**What to work on**
Collect from the data below each line with "receipt".

**Raw data**
## Begin
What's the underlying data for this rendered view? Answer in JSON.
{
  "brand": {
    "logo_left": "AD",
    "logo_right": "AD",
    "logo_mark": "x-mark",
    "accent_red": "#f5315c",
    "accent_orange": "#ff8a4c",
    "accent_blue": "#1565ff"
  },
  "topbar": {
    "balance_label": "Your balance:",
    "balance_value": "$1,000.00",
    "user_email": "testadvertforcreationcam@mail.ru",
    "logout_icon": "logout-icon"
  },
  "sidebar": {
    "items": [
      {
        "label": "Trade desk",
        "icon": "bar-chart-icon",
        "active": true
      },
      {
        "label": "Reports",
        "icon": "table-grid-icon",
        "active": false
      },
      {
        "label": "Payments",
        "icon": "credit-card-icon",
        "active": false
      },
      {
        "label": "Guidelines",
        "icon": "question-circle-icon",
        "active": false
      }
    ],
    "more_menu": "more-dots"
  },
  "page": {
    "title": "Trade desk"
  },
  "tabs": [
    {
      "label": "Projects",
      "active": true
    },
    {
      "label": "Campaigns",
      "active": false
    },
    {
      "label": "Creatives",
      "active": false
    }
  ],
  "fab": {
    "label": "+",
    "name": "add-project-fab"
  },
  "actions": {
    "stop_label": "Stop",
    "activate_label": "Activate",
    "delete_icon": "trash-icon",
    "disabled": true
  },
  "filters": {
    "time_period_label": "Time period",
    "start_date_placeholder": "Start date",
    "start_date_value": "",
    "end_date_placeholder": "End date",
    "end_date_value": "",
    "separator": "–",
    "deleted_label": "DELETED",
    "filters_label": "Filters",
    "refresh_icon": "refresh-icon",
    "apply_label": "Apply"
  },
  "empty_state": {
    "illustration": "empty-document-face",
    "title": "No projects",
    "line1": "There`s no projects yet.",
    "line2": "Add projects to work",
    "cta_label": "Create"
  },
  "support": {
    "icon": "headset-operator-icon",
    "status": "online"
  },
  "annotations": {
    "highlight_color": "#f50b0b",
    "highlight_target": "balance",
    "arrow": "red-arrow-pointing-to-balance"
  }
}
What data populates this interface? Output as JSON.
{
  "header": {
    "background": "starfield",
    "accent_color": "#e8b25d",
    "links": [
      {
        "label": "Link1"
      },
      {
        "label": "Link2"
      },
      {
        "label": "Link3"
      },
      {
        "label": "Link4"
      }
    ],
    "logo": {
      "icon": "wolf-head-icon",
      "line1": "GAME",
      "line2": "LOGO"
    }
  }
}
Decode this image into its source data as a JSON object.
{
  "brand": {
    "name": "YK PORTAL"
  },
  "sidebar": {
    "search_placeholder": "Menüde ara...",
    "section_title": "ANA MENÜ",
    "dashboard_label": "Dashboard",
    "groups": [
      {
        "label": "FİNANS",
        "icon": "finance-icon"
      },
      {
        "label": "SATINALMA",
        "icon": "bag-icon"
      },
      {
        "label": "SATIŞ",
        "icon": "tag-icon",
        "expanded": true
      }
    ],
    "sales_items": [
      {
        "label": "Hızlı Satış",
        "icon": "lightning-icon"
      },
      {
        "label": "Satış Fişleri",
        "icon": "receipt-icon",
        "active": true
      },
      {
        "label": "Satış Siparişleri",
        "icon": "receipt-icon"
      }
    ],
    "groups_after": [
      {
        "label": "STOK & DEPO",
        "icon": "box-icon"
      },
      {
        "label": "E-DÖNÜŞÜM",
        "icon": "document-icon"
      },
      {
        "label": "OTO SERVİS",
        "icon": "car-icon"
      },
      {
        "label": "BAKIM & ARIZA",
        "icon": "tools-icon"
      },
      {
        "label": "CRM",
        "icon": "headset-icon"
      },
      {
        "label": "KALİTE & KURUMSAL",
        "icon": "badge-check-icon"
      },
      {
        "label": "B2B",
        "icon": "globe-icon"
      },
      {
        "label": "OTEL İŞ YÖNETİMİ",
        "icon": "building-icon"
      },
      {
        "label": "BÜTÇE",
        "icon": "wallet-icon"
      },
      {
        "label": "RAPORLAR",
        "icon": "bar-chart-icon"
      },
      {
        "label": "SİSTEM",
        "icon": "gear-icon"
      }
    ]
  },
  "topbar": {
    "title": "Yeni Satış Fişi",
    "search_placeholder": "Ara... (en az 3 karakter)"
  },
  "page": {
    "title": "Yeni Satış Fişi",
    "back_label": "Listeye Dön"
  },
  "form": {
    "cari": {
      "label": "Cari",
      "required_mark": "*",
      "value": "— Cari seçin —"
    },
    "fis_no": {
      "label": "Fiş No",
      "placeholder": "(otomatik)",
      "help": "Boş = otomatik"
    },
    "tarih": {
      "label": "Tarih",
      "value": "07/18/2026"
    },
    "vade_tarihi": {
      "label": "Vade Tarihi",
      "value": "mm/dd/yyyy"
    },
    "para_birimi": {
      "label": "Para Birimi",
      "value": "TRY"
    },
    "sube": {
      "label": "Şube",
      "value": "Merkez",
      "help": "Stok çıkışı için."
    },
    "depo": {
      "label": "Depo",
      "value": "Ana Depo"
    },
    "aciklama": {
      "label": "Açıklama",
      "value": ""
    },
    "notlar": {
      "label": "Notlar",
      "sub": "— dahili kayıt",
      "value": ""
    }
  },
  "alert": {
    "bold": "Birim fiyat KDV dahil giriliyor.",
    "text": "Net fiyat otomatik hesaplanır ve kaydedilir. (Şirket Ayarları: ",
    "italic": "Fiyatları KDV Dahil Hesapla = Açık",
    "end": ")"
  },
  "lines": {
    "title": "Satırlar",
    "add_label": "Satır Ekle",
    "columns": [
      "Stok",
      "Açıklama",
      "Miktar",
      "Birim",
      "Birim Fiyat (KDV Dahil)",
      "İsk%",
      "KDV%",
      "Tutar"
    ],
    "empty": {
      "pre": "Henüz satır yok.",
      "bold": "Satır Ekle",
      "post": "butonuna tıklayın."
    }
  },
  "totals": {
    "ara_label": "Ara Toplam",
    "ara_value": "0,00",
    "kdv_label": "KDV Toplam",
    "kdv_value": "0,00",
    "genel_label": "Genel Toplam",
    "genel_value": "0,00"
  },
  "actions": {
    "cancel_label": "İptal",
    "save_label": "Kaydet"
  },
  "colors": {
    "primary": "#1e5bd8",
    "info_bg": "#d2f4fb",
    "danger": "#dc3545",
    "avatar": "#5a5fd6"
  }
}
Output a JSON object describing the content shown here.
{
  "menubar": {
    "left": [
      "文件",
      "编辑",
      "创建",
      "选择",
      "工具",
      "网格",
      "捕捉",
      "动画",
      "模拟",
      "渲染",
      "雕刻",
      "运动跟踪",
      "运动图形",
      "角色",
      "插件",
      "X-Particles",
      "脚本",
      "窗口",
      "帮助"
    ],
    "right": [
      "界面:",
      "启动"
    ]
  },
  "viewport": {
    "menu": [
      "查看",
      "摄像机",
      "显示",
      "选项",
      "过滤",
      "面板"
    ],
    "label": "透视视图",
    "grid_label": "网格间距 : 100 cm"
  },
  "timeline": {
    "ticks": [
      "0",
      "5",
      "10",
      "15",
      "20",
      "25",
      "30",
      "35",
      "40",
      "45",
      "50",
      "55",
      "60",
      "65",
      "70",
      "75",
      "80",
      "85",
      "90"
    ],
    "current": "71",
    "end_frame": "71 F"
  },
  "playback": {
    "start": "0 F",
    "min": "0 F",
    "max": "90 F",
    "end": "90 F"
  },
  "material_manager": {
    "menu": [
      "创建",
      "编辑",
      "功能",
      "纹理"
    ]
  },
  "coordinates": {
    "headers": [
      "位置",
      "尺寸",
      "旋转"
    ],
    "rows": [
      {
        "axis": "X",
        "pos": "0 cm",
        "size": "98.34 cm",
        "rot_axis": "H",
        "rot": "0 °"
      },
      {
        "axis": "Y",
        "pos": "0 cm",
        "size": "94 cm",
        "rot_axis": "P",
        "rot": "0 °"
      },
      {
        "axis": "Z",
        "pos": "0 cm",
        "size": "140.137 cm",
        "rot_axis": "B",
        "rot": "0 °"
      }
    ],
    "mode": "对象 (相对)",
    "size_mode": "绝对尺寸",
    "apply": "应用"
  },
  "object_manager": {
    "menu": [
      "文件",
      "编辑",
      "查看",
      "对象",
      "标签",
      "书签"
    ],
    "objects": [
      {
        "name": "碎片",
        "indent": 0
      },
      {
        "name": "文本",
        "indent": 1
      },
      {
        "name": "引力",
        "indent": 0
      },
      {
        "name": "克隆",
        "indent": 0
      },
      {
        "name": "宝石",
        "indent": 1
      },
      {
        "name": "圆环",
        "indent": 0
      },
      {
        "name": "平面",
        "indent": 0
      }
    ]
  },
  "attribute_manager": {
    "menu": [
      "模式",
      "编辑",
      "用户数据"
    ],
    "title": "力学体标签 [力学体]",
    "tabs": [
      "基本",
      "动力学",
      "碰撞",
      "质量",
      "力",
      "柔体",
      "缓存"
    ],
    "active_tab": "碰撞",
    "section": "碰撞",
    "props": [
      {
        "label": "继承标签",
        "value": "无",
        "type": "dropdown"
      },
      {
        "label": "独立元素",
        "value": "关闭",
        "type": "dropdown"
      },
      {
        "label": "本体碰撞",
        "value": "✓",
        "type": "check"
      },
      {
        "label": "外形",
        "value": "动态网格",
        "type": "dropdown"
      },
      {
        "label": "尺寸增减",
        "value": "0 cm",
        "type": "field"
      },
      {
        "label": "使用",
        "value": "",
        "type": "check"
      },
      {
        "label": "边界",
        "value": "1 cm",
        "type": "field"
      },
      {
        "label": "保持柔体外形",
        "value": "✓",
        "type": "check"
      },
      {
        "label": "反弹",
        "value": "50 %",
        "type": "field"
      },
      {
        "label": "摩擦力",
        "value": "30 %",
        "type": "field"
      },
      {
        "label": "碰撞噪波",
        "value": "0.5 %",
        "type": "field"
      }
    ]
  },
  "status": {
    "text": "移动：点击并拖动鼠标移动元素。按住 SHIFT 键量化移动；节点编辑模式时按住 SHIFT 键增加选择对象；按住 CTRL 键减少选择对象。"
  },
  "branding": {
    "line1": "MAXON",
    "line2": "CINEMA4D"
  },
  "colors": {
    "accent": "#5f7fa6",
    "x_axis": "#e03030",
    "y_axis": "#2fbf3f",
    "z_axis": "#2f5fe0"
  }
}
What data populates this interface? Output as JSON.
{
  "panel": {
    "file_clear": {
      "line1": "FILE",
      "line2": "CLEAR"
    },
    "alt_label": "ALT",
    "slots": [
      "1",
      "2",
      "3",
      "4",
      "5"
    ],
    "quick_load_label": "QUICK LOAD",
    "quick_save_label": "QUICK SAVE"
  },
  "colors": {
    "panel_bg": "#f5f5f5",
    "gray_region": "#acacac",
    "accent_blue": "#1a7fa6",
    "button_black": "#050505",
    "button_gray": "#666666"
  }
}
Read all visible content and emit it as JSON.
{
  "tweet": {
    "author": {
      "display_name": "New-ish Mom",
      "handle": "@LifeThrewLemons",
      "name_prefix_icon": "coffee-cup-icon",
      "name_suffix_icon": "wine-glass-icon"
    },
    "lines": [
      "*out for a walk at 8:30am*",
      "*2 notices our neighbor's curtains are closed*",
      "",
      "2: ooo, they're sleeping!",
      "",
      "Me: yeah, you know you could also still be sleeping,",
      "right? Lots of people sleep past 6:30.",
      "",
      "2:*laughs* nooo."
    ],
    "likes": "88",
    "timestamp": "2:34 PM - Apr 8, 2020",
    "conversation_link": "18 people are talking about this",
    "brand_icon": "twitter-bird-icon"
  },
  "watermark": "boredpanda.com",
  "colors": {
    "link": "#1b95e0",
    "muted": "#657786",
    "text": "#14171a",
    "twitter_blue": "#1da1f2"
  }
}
## End
**Reply to the exercise**
        "icon": "receipt-icon",
        "icon": "receipt-icon"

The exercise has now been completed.